=== GIVEN INFORMATION ===
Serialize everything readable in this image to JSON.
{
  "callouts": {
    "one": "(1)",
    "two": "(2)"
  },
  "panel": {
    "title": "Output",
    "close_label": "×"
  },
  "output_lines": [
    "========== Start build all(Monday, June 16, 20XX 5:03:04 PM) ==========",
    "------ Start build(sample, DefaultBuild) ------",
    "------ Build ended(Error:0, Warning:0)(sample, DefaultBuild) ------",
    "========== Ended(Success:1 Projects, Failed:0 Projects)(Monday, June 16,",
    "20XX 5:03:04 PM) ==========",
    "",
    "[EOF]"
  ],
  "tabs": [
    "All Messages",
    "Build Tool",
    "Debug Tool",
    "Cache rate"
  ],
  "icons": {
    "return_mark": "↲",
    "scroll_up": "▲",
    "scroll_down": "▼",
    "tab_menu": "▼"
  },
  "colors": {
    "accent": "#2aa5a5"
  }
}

=== TASK STATEMENT ===
Transcribe all entries exactly as they are given.

=== FINAL ANSWER ===
Serialize everything readable in this image to JSON.
{
  "callouts": {
    "one": "(1)",
    "two": "(2)"
  },
  "panel": {
    "title": "Output",
    "close_label": "×"
  },
  "output_lines": [
    "========== Start build all(Monday, June 16, 20XX 5:03:04 PM) ==========",
    "------ Start build(sample, DefaultBuild) ------",
    "------ Build ended(Error:0, Warning:0)(sample, DefaultBuild) ------",
    "========== Ended(Success:1 Projects, Failed:0 Projects)(Monday, June 16,",
    "20XX 5:03:04 PM) ==========",
    "",
    "[EOF]"
  ],
  "tabs": [
    "All Messages",
    "Build Tool",
    "Debug Tool",
    "Cache rate"
  ],
  "icons": {
    "return_mark": "↲",
    "scroll_up": "▲",
    "scroll_down": "▼",
    "tab_menu": "▼"
  },
  "colors": {
    "accent": "#2aa5a5"
  }
}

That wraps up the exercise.